## Prompt
Count every line of these entries that holds the word "solvent", and reply with the number only.

## Entries provided
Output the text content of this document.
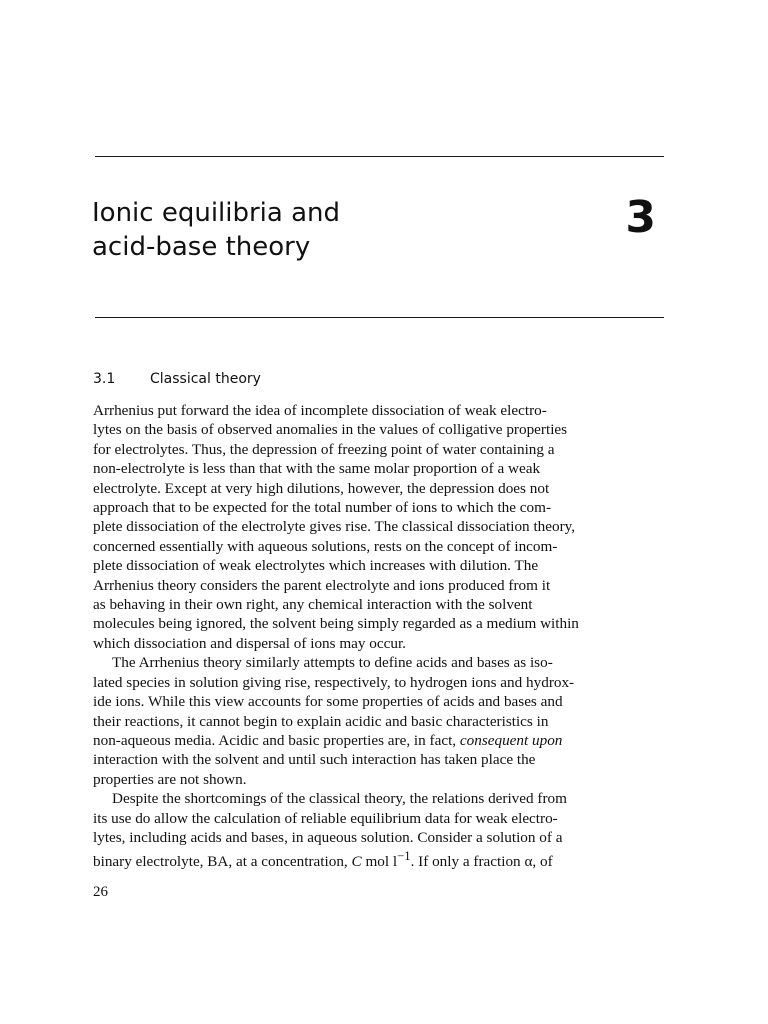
Ionic equilibria and
acid-base theory
3
3.1 Classical theory
Arrhenius put forward the idea of incomplete dissociation of weak electro-
lytes on the basis of observed anomalies in the values of colligative properties
for electrolytes. Thus, the depression of freezing point of water containing a
non-electrolyte is less than that with the same molar proportion of a weak
electrolyte. Except at very high dilutions, however, the depression does not
approach that to be expected for the total number of ions to which the com-
plete dissociation of the electrolyte gives rise. The classical dissociation theory,
concerned essentially with aqueous solutions, rests on the concept of incom-
plete dissociation of weak electrolytes which increases with dilution. The
Arrhenius theory considers the parent electrolyte and ions produced from it
as behaving in their own right, any chemical interaction with the solvent
molecules being ignored, the solvent being simply regarded as a medium within
which dissociation and dispersal of ions may occur.
The Arrhenius theory similarly attempts to define acids and bases as iso-
lated species in solution giving rise, respectively, to hydrogen ions and hydrox-
ide ions. While this view accounts for some properties of acids and bases and
their reactions, it cannot begin to explain acidic and basic characteristics in
non-aqueous media. Acidic and basic properties are, in fact, consequent upon
interaction with the solvent and until such interaction has taken place the
properties are not shown.
Despite the shortcomings of the classical theory, the relations derived from
its use do allow the calculation of reliable equilibrium data for weak electro-
lytes, including acids and bases, in aqueous solution. Consider a solution of a
binary electrolyte, BA, at a concentration, C mol $l^{-1}$. If only a fraction α, of
26
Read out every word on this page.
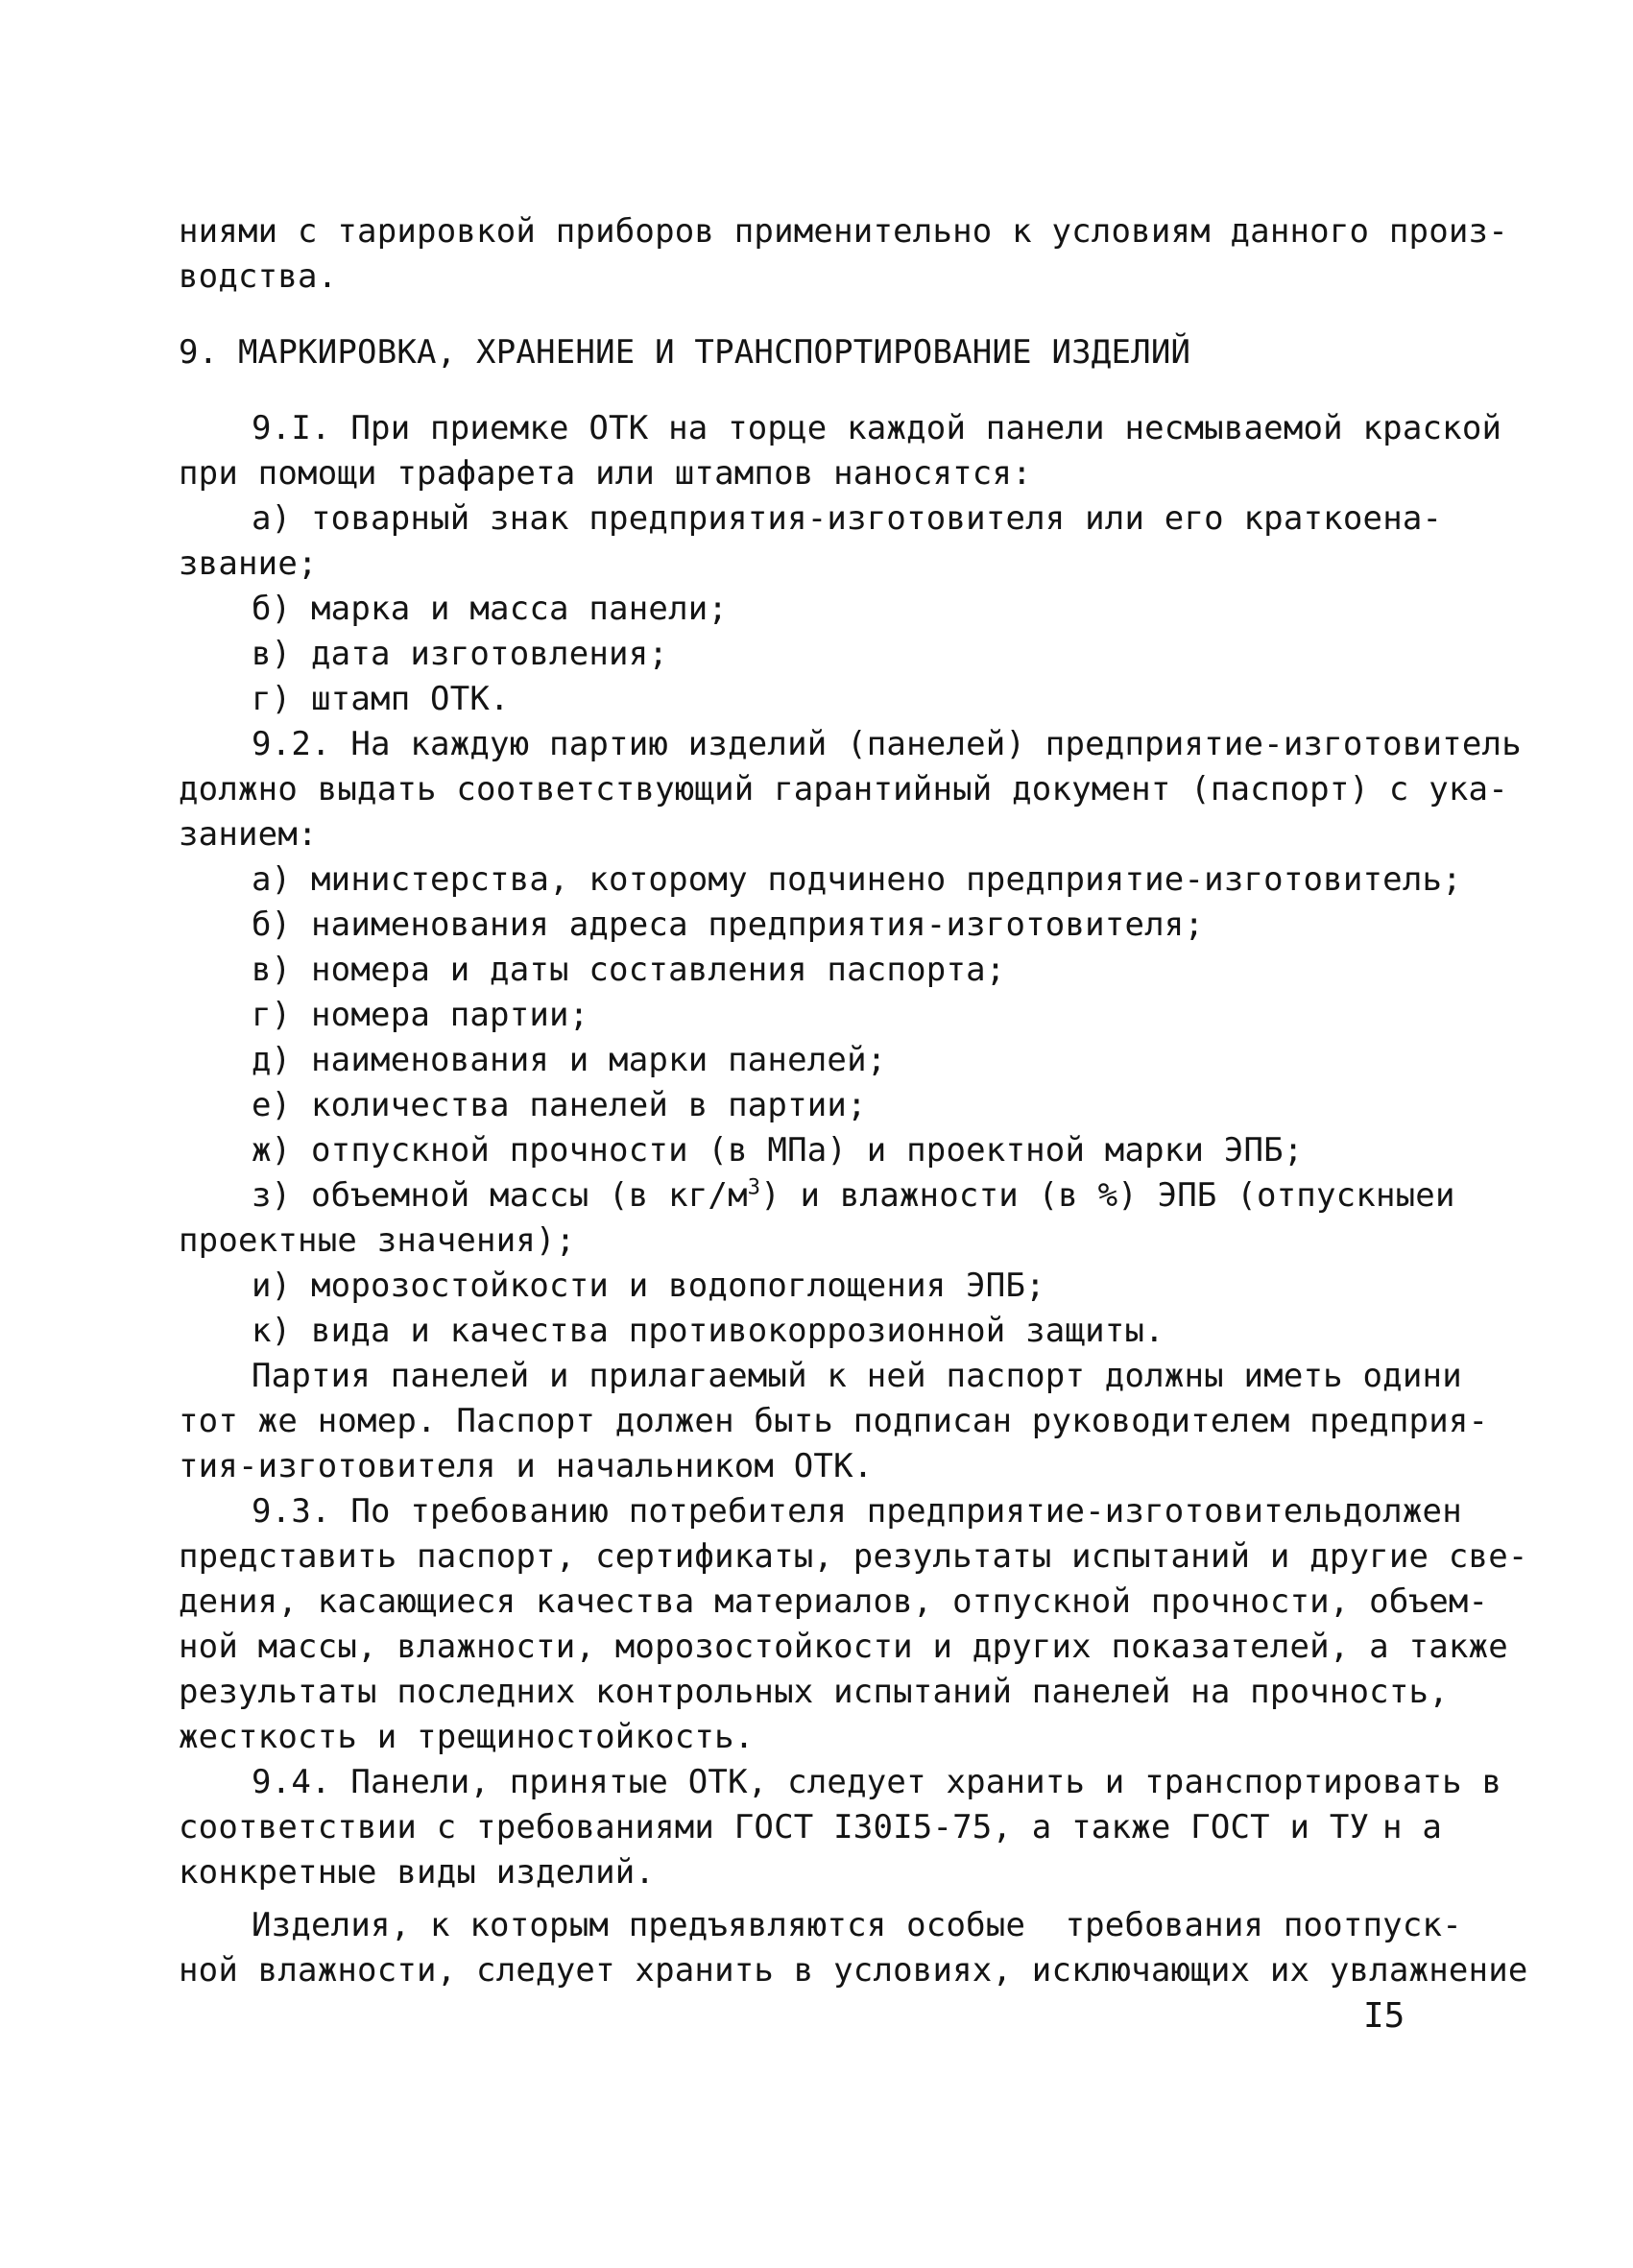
ниями с тарировкой приборов применительно к условиям данного произ-
водства.
9. МАРКИРОВКА, ХРАНЕНИЕ И ТРАНСПОРТИРОВАНИЕ ИЗДЕЛИЙ
9.I. При приемке ОТК на торце каждой панели несмываемой краской
при помощи трафарета или штампов наносятся:
а) товарный знак предприятия-изготовителя или его краткое на-
звание;
б) марка и масса панели;
в) дата изготовления;
г) штамп ОТК.
9.2. На каждую партию изделий (панелей) предприятие-изготовитель
должно выдать соответствующий гарантийный документ (паспорт) с ука-
занием:
а) министерства, которому подчинено предприятие-изготовитель;
б) наименования адреса предприятия-изготовителя;
в) номера и даты составления паспорта;
г) номера партии;
д) наименования и марки панелей;
е) количества панелей в партии;
ж) отпускной прочности (в МПа) и проектной марки ЭПБ;
з) объемной массы (в $кг/м^3$) и влажности (в %) ЭПБ (отпускные и
проектные значения);
и) морозостойкости и водопоглощения ЭПБ;
к) вида и качества противокоррозионной защиты.
Партия панелей и прилагаемый к ней паспорт должны иметь один и
тот же номер. Паспорт должен быть подписан руководителем предприя -
тия-изготовителя и начальником ОТК.
9.3. По требованию потребителя предприятие-изготовитель должен
представить паспорт, сертификаты, результаты испытаний и другие све-
дения, касающиеся качества материалов, отпускной прочности, объем -
ной массы, влажности, морозостойкости и других показателей, а также
результаты последних контрольных испытаний панелей на прочность,
жесткость и трещиностойкость.
9.4. Панели, принятые ОТК, следует хранить и транспортировать в
соответствии с требованиями ГОСТ I30I5-75, а также ГОСТ и ТУ н а
конкретные виды изделий.
Изделия, к которым предъявляются особые  требования по отпуск-
ной влажности, следует хранить в условиях, исключающих их увлажнение
I5
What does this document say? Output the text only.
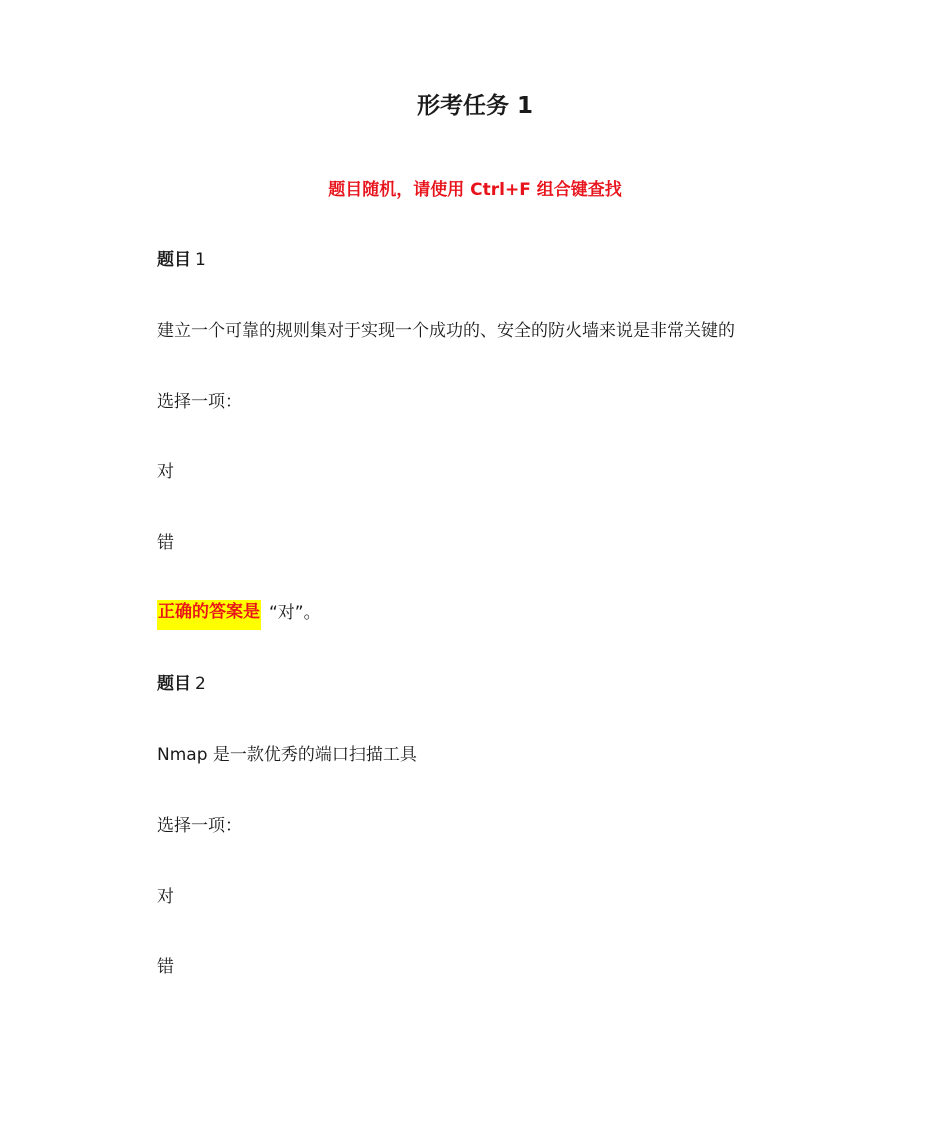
形考任务 1
题目随机，请使用 Ctrl+F 组合键查找
题目 1
建立一个可靠的规则集对于实现一个成功的、安全的防火墙来说是非常关键的
选择一项：
对
错
正确的答案是 “对”。
题目 2
Nmap 是一款优秀的端口扫描工具
选择一项：
对
错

## Solution for this task
3